**What you should do**
Reproduce each line of the listing exactly.

Items from a dataset
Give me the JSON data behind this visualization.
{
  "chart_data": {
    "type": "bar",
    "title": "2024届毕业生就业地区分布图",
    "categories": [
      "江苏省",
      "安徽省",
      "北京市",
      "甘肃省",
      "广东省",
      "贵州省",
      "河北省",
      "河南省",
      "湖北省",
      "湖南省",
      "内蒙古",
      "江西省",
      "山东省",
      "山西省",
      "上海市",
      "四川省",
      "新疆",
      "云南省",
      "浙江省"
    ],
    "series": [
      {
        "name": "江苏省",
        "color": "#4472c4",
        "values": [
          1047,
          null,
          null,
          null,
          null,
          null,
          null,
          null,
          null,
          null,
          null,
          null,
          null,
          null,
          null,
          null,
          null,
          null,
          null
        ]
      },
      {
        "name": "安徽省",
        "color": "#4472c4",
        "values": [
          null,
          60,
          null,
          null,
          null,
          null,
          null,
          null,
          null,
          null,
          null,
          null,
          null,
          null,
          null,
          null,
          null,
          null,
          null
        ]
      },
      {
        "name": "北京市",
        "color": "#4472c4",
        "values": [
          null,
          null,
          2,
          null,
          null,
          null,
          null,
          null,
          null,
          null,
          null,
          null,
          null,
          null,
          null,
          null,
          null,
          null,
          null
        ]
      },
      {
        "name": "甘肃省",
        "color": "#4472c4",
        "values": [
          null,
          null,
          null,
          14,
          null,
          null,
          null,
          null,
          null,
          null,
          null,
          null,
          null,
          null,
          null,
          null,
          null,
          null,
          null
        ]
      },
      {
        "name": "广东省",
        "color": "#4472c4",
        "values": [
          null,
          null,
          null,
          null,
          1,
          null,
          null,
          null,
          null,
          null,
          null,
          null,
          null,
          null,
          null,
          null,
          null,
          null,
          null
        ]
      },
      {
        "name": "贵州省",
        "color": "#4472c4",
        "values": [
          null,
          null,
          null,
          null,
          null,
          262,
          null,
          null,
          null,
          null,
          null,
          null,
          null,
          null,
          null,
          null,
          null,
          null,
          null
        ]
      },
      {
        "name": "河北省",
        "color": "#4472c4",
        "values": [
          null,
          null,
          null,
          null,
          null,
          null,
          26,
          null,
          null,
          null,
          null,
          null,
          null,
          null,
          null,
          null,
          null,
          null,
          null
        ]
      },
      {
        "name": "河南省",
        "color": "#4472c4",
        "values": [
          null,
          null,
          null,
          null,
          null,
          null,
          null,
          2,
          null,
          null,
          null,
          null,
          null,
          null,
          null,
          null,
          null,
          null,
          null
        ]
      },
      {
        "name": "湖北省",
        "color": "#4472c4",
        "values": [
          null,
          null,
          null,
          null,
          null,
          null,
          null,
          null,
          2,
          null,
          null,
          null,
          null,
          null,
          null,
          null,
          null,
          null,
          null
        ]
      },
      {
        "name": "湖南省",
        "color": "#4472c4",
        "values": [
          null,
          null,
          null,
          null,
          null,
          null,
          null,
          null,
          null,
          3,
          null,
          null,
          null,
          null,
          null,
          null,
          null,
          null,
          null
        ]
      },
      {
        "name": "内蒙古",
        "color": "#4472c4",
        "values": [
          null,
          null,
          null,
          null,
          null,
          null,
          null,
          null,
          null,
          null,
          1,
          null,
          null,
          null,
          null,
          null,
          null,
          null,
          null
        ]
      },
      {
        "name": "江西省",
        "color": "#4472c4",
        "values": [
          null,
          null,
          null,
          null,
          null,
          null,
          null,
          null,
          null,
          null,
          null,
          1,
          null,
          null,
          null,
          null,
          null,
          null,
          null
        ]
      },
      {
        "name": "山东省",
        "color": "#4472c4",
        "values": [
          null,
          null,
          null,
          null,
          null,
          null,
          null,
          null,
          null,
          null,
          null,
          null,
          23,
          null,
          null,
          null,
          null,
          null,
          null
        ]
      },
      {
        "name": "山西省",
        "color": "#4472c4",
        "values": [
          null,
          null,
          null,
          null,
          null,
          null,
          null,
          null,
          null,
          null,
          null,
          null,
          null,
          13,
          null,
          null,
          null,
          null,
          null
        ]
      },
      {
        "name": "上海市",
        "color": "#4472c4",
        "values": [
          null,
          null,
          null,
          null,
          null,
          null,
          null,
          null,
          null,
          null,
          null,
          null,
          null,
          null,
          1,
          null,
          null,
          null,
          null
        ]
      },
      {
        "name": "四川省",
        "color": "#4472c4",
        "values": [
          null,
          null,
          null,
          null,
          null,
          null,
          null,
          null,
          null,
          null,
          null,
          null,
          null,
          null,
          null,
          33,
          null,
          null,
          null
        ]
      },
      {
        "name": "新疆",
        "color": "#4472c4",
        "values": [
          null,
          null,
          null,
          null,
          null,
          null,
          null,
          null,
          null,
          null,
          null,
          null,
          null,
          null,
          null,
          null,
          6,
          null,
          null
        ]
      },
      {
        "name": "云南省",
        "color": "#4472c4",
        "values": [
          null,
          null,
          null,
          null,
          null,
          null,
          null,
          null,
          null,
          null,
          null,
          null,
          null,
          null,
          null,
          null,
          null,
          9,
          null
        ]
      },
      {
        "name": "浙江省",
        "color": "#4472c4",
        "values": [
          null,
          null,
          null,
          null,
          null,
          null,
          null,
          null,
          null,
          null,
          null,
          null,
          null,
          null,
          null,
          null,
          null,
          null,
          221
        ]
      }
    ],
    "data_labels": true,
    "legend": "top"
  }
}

**Response for this exercise**
Give me the JSON data behind this visualization.
{
  "chart_data": {
    "type": "bar",
    "title": "2024届毕业生就业地区分布图",
    "categories": [
      "江苏省",
      "安徽省",
      "北京市",
      "甘肃省",
      "广东省",
      "贵州省",
      "河北省",
      "河南省",
      "湖北省",
      "湖南省",
      "内蒙古",
      "江西省",
      "山东省",
      "山西省",
      "上海市",
      "四川省",
      "新疆",
      "云南省",
      "浙江省"
    ],
    "series": [
      {
        "name": "江苏省",
        "color": "#4472c4",
        "values": [
          1047,
          null,
          null,
          null,
          null,
          null,
          null,
          null,
          null,
          null,
          null,
          null,
          null,
          null,
          null,
          null,
          null,
          null,
          null
        ]
      },
      {
        "name": "安徽省",
        "color": "#4472c4",
        "values": [
          null,
          60,
          null,
          null,
          null,
          null,
          null,
          null,
          null,
          null,
          null,
          null,
          null,
          null,
          null,
          null,
          null,
          null,
          null
        ]
      },
      {
        "name": "北京市",
        "color": "#4472c4",
        "values": [
          null,
          null,
          2,
          null,
          null,
          null,
          null,
          null,
          null,
          null,
          null,
          null,
          null,
          null,
          null,
          null,
          null,
          null,
          null
        ]
      },
      {
        "name": "甘肃省",
        "color": "#4472c4",
        "values": [
          null,
          null,
          null,
          14,
          null,
          null,
          null,
          null,
          null,
          null,
          null,
          null,
          null,
          null,
          null,
          null,
          null,
          null,
          null
        ]
      },
      {
        "name": "广东省",
        "color": "#4472c4",
        "values": [
          null,
          null,
          null,
          null,
          1,
          null,
          null,
          null,
          null,
          null,
          null,
          null,
          null,
          null,
          null,
          null,
          null,
          null,
          null
        ]
      },
      {
        "name": "贵州省",
        "color": "#4472c4",
        "values": [
          null,
          null,
          null,
          null,
          null,
          262,
          null,
          null,
          null,
          null,
          null,
          null,
          null,
          null,
          null,
          null,
          null,
          null,
          null
        ]
      },
      {
        "name": "河北省",
        "color": "#4472c4",
        "values": [
          null,
          null,
          null,
          null,
          null,
          null,
          26,
          null,
          null,
          null,
          null,
          null,
          null,
          null,
          null,
          null,
          null,
          null,
          null
        ]
      },
      {
        "name": "河南省",
        "color": "#4472c4",
        "values": [
          null,
          null,
          null,
          null,
          null,
          null,
          null,
          2,
          null,
          null,
          null,
          null,
          null,
          null,
          null,
          null,
          null,
          null,
          null
        ]
      },
      {
        "name": "湖北省",
        "color": "#4472c4",
        "values": [
          null,
          null,
          null,
          null,
          null,
          null,
          null,
          null,
          2,
          null,
          null,
          null,
          null,
          null,
          null,
          null,
          null,
          null,
          null
        ]
      },
      {
        "name": "湖南省",
        "color": "#4472c4",
        "values": [
          null,
          null,
          null,
          null,
          null,
          null,
          null,
          null,
          null,
          3,
          null,
          null,
          null,
          null,
          null,
          null,
          null,
          null,
          null
        ]
      },
      {
        "name": "内蒙古",
        "color": "#4472c4",
        "values": [
          null,
          null,
          null,
          null,
          null,
          null,
          null,
          null,
          null,
          null,
          1,
          null,
          null,
          null,
          null,
          null,
          null,
          null,
          null
        ]
      },
      {
        "name": "江西省",
        "color": "#4472c4",
        "values": [
          null,
          null,
          null,
          null,
          null,
          null,
          null,
          null,
          null,
          null,
          null,
          1,
          null,
          null,
          null,
          null,
          null,
          null,
          null
        ]
      },
      {
        "name": "山东省",
        "color": "#4472c4",
        "values": [
          null,
          null,
          null,
          null,
          null,
          null,
          null,
          null,
          null,
          null,
          null,
          null,
          23,
          null,
          null,
          null,
          null,
          null,
          null
        ]
      },
      {
        "name": "山西省",
        "color": "#4472c4",
        "values": [
          null,
          null,
          null,
          null,
          null,
          null,
          null,
          null,
          null,
          null,
          null,
          null,
          null,
          13,
          null,
          null,
          null,
          null,
          null
        ]
      },
      {
        "name": "上海市",
        "color": "#4472c4",
        "values": [
          null,
          null,
          null,
          null,
          null,
          null,
          null,
          null,
          null,
          null,
          null,
          null,
          null,
          null,
          1,
          null,
          null,
          null,
          null
        ]
      },
      {
        "name": "四川省",
        "color": "#4472c4",
        "values": [
          null,
          null,
          null,
          null,
          null,
          null,
          null,
          null,
          null,
          null,
          null,
          null,
          null,
          null,
          null,
          33,
          null,
          null,
          null
        ]
      },
      {
        "name": "新疆",
        "color": "#4472c4",
        "values": [
          null,
          null,
          null,
          null,
          null,
          null,
          null,
          null,
          null,
          null,
          null,
          null,
          null,
          null,
          null,
          null,
          6,
          null,
          null
        ]
      },
      {
        "name": "云南省",
        "color": "#4472c4",
        "values": [
          null,
          null,
          null,
          null,
          null,
          null,
          null,
          null,
          null,
          null,
          null,
          null,
          null,
          null,
          null,
          null,
          null,
          9,
          null
        ]
      },
      {
        "name": "浙江省",
        "color": "#4472c4",
        "values": [
          null,
          null,
          null,
          null,
          null,
          null,
          null,
          null,
          null,
          null,
          null,
          null,
          null,
          null,
          null,
          null,
          null,
          null,
          221
        ]
      }
    ],
    "data_labels": true,
    "legend": "top"
  }
}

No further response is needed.